(Items listed in a dataset)
..........

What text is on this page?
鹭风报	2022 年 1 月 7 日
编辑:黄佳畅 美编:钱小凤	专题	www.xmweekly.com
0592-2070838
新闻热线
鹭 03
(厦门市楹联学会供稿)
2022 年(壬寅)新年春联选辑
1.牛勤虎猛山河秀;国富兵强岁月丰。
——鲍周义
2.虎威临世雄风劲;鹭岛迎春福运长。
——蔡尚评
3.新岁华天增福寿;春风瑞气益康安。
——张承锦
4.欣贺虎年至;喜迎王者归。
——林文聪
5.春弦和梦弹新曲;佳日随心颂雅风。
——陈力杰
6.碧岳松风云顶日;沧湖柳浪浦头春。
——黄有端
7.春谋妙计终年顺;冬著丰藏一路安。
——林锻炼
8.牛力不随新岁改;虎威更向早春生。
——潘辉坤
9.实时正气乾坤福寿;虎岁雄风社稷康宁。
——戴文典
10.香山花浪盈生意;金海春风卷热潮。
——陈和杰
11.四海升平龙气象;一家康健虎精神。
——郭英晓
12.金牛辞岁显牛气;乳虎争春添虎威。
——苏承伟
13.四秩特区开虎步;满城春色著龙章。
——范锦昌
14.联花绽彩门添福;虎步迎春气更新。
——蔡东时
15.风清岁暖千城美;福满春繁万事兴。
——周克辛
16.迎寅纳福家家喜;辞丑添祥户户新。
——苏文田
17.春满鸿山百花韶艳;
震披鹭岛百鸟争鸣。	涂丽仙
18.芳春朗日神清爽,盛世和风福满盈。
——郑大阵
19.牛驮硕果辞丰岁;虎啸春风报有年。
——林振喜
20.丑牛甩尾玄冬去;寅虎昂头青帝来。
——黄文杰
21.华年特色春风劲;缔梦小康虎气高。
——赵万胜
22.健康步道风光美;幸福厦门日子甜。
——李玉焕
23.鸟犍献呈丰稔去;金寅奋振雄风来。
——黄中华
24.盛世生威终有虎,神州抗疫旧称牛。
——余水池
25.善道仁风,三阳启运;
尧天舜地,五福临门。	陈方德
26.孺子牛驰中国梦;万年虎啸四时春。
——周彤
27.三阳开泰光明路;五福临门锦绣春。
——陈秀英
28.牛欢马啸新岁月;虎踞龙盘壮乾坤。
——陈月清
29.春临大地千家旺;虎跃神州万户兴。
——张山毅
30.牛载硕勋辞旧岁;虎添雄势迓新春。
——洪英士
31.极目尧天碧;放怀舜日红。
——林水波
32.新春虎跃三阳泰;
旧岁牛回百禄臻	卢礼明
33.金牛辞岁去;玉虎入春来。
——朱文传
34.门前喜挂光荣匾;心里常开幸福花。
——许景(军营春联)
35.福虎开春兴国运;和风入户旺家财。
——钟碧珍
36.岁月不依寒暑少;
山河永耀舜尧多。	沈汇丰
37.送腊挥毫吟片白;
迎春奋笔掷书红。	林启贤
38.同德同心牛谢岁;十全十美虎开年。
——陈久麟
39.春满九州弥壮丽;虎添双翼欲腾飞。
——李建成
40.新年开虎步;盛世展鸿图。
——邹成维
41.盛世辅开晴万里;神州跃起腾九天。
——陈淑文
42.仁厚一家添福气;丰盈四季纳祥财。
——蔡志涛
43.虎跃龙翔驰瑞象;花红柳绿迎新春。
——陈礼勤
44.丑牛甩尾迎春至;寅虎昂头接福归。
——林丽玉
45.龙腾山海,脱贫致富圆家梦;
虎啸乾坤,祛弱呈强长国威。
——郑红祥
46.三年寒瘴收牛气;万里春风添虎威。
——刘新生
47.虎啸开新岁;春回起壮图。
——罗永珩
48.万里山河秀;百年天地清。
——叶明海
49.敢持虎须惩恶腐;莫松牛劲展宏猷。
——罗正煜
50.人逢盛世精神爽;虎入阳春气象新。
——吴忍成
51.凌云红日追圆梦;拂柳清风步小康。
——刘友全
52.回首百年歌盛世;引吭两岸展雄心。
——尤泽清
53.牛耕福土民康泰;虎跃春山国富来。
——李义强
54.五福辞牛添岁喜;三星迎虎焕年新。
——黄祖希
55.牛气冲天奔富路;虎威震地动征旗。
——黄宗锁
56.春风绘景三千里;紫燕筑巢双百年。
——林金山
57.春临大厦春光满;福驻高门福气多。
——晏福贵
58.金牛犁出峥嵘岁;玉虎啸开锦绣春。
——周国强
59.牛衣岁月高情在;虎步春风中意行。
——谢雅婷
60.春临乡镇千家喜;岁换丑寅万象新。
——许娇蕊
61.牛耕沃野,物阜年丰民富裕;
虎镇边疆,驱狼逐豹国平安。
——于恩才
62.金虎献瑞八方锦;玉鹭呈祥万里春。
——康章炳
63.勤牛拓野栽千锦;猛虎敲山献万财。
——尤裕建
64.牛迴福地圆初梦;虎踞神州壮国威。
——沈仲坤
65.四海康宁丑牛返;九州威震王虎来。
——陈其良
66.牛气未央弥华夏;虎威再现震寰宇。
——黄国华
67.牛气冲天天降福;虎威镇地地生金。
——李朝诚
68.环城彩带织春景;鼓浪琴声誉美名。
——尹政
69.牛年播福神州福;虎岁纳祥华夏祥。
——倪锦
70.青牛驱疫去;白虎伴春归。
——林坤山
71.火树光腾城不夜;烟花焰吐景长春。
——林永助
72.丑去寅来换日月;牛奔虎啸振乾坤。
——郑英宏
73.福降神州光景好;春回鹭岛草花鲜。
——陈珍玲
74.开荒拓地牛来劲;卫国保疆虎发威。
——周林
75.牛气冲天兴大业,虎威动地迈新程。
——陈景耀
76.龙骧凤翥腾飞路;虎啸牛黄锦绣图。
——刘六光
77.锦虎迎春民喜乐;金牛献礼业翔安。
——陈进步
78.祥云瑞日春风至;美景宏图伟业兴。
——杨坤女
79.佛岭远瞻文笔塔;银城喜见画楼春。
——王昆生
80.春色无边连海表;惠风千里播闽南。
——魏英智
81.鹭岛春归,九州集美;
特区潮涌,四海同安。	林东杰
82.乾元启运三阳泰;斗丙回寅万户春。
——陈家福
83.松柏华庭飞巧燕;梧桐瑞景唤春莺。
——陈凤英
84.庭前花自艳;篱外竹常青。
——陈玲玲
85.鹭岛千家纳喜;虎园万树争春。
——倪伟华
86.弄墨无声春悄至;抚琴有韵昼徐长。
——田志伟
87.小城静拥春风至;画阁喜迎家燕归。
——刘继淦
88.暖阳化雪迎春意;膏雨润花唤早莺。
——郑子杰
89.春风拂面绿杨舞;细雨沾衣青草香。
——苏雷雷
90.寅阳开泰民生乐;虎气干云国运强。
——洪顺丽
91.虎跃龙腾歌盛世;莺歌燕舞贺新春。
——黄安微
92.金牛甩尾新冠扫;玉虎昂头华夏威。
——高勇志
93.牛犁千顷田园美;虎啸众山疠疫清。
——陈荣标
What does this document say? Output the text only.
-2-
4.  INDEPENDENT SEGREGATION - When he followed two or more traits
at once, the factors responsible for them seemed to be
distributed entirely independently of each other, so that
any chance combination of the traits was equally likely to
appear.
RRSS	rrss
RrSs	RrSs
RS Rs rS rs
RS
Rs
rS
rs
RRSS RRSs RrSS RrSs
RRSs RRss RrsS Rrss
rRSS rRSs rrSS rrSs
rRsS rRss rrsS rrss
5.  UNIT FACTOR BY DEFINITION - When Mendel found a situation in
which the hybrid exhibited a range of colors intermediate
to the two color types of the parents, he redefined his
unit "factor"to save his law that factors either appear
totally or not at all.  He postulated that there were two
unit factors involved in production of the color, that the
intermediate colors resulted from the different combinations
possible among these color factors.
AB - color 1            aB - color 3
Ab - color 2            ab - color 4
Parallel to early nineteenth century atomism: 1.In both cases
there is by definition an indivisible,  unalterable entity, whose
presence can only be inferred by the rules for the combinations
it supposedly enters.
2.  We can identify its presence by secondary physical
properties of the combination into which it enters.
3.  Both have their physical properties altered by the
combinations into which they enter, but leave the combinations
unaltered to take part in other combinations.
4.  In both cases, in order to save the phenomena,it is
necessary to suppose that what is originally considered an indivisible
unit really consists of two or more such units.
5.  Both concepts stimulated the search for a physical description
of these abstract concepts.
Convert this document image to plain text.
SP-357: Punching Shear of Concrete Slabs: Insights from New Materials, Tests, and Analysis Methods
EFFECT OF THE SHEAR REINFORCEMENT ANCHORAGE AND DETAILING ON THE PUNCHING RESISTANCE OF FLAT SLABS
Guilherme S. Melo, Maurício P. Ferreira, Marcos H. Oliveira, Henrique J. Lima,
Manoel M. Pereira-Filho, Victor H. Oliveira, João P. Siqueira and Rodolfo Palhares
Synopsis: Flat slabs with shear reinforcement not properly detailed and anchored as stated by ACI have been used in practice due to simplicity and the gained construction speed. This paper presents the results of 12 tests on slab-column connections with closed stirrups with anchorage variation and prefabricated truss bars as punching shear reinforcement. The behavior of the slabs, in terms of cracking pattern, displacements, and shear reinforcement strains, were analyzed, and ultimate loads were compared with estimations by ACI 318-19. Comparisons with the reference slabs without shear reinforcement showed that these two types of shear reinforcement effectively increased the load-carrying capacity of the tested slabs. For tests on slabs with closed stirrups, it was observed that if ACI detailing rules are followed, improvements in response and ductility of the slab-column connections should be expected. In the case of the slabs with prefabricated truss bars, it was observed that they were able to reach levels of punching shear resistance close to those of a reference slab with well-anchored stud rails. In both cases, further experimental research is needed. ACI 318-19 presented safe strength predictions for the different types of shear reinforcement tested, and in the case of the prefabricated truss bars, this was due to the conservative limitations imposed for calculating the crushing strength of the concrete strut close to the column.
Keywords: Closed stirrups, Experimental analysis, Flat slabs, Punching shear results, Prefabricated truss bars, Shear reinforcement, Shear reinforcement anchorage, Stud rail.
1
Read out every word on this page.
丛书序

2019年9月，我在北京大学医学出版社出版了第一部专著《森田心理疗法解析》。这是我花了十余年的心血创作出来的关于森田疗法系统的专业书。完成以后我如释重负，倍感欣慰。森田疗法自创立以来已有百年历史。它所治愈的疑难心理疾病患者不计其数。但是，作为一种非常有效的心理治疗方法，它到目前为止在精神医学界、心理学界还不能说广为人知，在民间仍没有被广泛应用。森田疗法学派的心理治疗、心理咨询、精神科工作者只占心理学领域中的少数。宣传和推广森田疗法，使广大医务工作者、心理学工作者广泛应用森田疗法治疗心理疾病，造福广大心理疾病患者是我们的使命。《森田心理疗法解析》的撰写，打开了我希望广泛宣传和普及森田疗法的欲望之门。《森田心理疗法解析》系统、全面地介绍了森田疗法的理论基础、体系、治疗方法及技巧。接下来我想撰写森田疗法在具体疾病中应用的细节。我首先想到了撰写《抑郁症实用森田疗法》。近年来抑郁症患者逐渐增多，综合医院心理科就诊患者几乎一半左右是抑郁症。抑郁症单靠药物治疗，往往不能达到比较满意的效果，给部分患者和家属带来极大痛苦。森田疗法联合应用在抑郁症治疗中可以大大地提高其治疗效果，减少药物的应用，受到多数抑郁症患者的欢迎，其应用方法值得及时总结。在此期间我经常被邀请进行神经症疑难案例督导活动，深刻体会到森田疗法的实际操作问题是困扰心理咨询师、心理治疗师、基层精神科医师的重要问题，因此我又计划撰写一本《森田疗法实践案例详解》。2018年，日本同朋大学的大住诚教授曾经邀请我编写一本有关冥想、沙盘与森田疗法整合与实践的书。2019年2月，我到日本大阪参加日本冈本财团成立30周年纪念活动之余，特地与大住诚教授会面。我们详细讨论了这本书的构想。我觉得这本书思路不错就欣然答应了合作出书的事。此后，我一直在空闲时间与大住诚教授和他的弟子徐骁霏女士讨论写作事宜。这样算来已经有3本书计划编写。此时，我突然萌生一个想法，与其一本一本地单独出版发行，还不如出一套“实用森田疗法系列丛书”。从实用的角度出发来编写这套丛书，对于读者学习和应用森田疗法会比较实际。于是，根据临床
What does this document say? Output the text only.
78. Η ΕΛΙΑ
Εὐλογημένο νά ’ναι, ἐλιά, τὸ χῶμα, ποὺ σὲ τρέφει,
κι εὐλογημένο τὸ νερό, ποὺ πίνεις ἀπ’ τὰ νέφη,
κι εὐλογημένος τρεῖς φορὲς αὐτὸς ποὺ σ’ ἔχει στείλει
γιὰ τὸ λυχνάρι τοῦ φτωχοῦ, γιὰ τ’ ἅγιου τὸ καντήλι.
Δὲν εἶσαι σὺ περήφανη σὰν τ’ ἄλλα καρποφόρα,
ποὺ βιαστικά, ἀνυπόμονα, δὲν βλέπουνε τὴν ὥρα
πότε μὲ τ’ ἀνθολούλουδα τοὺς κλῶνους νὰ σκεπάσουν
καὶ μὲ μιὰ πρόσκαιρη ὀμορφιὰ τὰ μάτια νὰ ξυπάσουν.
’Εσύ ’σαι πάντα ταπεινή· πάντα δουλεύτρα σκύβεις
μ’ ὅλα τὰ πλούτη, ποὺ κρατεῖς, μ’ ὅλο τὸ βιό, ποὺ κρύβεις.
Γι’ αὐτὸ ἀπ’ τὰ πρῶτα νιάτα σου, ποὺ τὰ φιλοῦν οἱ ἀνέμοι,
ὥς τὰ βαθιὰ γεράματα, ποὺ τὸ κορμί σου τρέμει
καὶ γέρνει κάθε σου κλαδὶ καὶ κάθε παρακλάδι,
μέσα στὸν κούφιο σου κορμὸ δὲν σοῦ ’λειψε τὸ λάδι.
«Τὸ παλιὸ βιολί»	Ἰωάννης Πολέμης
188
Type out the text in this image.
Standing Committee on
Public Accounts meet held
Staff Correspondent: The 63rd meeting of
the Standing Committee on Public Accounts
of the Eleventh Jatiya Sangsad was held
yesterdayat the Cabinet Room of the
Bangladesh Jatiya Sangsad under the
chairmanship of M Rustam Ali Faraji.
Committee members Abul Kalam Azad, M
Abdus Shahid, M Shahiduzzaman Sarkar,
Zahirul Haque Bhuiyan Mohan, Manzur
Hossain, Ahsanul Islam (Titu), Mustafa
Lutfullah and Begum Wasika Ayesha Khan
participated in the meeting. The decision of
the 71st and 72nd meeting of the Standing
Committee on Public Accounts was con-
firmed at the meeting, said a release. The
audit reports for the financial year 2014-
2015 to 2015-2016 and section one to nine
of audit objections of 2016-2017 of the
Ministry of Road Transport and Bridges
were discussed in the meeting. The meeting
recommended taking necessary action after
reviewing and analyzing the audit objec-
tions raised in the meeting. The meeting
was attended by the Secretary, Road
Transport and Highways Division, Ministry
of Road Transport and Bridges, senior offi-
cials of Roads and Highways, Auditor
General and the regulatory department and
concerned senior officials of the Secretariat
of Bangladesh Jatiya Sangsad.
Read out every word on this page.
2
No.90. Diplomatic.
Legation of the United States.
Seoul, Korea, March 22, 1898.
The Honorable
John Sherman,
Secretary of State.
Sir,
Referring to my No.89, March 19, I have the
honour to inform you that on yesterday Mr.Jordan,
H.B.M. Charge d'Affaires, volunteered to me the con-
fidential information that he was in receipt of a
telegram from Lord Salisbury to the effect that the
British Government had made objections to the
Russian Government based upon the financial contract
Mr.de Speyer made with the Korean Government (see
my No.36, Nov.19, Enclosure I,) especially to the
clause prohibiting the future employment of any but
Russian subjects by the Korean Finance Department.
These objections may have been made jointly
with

..........

**Task requirements**.
Using the entries above, return each line that includes the word "colors".

**Solved exercise**.
which the hybrid exhibited a range of colors intermediate
intermediate colors resulted from the different combinations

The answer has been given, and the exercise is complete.